**Your objective**
Copy the lines that follow, keeping every character the same.

**Input rows**
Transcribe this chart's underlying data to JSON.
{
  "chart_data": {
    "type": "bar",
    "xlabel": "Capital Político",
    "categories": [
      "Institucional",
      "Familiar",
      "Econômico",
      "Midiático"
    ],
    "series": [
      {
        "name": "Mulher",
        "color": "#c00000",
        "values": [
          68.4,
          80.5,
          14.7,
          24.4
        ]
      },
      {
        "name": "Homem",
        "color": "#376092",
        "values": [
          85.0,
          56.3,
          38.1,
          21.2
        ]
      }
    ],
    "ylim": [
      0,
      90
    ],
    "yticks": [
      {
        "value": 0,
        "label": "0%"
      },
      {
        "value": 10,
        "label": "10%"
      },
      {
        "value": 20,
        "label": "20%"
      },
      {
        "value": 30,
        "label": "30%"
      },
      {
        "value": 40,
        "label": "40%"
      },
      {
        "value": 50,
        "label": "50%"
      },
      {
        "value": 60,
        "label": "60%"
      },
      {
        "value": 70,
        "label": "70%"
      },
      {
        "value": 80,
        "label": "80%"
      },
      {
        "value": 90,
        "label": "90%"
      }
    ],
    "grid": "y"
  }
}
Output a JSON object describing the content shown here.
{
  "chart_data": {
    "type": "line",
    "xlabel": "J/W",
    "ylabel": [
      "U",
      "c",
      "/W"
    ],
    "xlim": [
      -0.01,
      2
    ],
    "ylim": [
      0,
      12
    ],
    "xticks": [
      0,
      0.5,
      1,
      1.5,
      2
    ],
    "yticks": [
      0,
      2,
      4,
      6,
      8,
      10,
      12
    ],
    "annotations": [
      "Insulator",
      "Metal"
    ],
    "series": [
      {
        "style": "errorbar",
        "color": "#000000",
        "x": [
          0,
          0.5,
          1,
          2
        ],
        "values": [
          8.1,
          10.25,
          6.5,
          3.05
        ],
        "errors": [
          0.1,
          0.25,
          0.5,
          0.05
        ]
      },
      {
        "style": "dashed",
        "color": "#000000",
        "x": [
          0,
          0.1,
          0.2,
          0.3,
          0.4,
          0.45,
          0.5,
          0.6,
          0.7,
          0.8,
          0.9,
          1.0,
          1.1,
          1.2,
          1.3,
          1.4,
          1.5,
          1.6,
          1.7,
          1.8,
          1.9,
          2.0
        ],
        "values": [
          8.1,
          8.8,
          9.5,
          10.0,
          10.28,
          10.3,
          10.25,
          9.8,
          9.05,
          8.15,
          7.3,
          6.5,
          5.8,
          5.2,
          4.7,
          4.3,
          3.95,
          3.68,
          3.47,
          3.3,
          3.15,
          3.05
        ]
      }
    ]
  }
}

**Output for this exercise**
Transcribe this chart's underlying data to JSON.
{
  "chart_data": {
    "type": "bar",
    "xlabel": "Capital Político",
    "categories": [
      "Institucional",
      "Familiar",
      "Econômico",
      "Midiático"
    ],
    "series": [
      {
        "name": "Mulher",
        "color": "#c00000",
        "values": [
          68.4,
          80.5,
          14.7,
          24.4
        ]
      },
      {
        "name": "Homem",
        "color": "#376092",
        "values": [
          85.0,
          56.3,
          38.1,
          21.2
        ]
      }
    ],
    "ylim": [
      0,
      90
    ],
    "yticks": [
      {
        "value": 0,
        "label": "0%"
      },
      {
        "value": 10,
        "label": "10%"
      },
      {
        "value": 20,
        "label": "20%"
      },
      {
        "value": 30,
        "label": "30%"
      },
      {
        "value": 40,
        "label": "40%"
      },
      {
        "value": 50,
        "label": "50%"
      },
      {
        "value": 60,
        "label": "60%"
      },
      {
        "value": 70,
        "label": "70%"
      },
      {
        "value": 80,
        "label": "80%"
      },
      {
        "value": 90,
        "label": "90%"
      }
    ],
    "grid": "y"
  }
}
Output a JSON object describing the content shown here.
{
  "chart_data": {
    "type": "line",
    "xlabel": "J/W",
    "ylabel": [
      "U",
      "c",
      "/W"
    ],
    "xlim": [
      -0.01,
      2
    ],
    "ylim": [
      0,
      12
    ],
    "xticks": [
      0,
      0.5,
      1,
      1.5,
      2
    ],
    "yticks": [
      0,
      2,
      4,
      6,
      8,
      10,
      12
    ],
    "annotations": [
      "Insulator",
      "Metal"
    ],
    "series": [
      {
        "style": "errorbar",
        "color": "#000000",
        "x": [
          0,
          0.5,
          1,
          2
        ],
        "values": [
          8.1,
          10.25,
          6.5,
          3.05
        ],
        "errors": [
          0.1,
          0.25,
          0.5,
          0.05
        ]
      },
      {
        "style": "dashed",
        "color": "#000000",
        "x": [
          0,
          0.1,
          0.2,
          0.3,
          0.4,
          0.45,
          0.5,
          0.6,
          0.7,
          0.8,
          0.9,
          1.0,
          1.1,
          1.2,
          1.3,
          1.4,
          1.5,
          1.6,
          1.7,
          1.8,
          1.9,
          2.0
        ],
        "values": [
          8.1,
          8.8,
          9.5,
          10.0,
          10.28,
          10.3,
          10.25,
          9.8,
          9.05,
          8.15,
          7.3,
          6.5,
          5.8,
          5.2,
          4.7,
          4.3,
          3.95,
          3.68,
          3.47,
          3.3,
          3.15,
          3.05
        ]
      }
    ]
  }
}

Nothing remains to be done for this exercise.